## Work request 1
According to the passage on Chicago e-bike charging stations, how many charging stations were set up?
## Work request 2
Please resume the passage on Chicago e-bike charging stations from the point where it stops.

As an article posted on Streetsblog Chicago by Courtney Cobbson on May 5 2022, 5 charging stations was set at the following locations, Wilton Avenue and Diversey Parkway, Lincoln Avenue and Roscoe Street, Bissell Street and Armitage Avenue, Green Street and Randolph Street, Morgan Street and Lake Street in order to charge the new e-bikes. This was done to prevent multiple trips to exchange the electric bikes’ battery and to prevent any electric bikes that is not fully charged being rented by people.  

Casual bikes are the most popular bikes among the three as the docking locations are very flexible, the users can dock their bikes any stations in Chicago and anywhere in the scooter zone for an extra charge of $1 for Divvy members and $2 for non-members.

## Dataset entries
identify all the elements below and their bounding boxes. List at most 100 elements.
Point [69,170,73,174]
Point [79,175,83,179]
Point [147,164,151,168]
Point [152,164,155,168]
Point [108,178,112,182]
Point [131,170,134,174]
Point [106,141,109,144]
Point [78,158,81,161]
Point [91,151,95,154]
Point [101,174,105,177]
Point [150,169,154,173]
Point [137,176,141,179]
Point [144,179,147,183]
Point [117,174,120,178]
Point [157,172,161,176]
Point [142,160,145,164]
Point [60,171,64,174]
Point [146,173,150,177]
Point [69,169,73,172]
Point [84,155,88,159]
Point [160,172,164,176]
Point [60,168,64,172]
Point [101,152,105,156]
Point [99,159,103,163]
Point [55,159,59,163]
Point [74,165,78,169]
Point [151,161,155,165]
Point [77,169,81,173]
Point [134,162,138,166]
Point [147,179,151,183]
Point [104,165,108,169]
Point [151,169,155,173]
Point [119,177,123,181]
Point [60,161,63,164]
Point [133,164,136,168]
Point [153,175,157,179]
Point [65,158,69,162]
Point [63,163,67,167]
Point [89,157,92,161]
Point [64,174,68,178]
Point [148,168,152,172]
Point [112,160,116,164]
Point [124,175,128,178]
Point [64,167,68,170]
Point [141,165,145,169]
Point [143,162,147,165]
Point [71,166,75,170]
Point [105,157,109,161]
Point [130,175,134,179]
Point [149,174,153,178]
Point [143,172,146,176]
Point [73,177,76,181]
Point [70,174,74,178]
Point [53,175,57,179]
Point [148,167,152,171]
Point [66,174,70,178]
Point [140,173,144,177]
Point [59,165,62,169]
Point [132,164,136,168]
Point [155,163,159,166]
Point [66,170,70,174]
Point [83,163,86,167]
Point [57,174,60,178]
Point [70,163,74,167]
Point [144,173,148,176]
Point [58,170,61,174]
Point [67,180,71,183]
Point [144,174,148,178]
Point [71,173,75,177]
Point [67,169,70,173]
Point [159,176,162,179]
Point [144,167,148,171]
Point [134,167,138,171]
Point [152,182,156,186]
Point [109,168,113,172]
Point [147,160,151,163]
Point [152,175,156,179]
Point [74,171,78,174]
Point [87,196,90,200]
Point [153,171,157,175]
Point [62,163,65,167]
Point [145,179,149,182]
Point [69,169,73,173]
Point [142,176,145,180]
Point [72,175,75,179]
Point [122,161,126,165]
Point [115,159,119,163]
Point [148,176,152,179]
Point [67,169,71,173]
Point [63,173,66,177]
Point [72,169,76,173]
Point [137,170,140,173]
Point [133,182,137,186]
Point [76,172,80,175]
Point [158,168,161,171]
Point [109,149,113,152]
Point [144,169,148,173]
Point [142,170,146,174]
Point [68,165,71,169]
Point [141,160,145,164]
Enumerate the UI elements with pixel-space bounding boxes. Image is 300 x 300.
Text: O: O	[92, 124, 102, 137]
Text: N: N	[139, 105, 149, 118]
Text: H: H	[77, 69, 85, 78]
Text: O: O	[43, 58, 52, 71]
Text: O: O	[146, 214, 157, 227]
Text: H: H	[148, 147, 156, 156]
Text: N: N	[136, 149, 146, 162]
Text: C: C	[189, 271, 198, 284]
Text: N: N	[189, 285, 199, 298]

## Exercise response 1
Five charging stations were set up.

## Exercise response 2
Number of Rides By Member Types and Weekdays
Weekdays Members Casual
Sunday 385,136 277,025
Monday 375,661 265,199
Tuesday 384,807 276,347
Wednesday 375,945 250,975
Thursday 382,494 269,832
Friday 389,530 262,272
Saturday 388,538 276,303

Number of Rides By Member Type and Weekdays

The number of riders shown for every different days are at a stable value, there is no drastic increase or decrease in values for each day. This shows that everyday bike riding is becoming a normal thing to the residents of Chicago. This also shows that these casual riders are similar to the annual riders that they ride bikes everyday for works and as a mean to move around in the city. The slight increase and decrease in riders can represent tourists that visits Chicago while the majority of the riders are locals.

Months Member Casual
September 2021 328,205 292,930
October 2021 288,855 189,117
November 2021 185,909 69,958
December 2021 131,295 45,076
January 2022 67,523 12,605
February 2022 74,034 15,144
March 2022 148,827 67,154
April 2022 180,663 91,897
May 2022 282,299 220,246
June 2022 328,281 292,067
July 2022 330,996 311,670
August 2022 335,224 270,089

Number of Rides From September 2021 to August 2022

The number of rides for each month is shown in the figure above. The number of rides are at the lowest in January 2022, followed by February 2022 and December 2021. This is due to different seasons that worsen the road condition and the drastic change in temperature which is not suitable for cycling. The following figure shows the temperature change in Fahrenheit for year 2021 and 2022.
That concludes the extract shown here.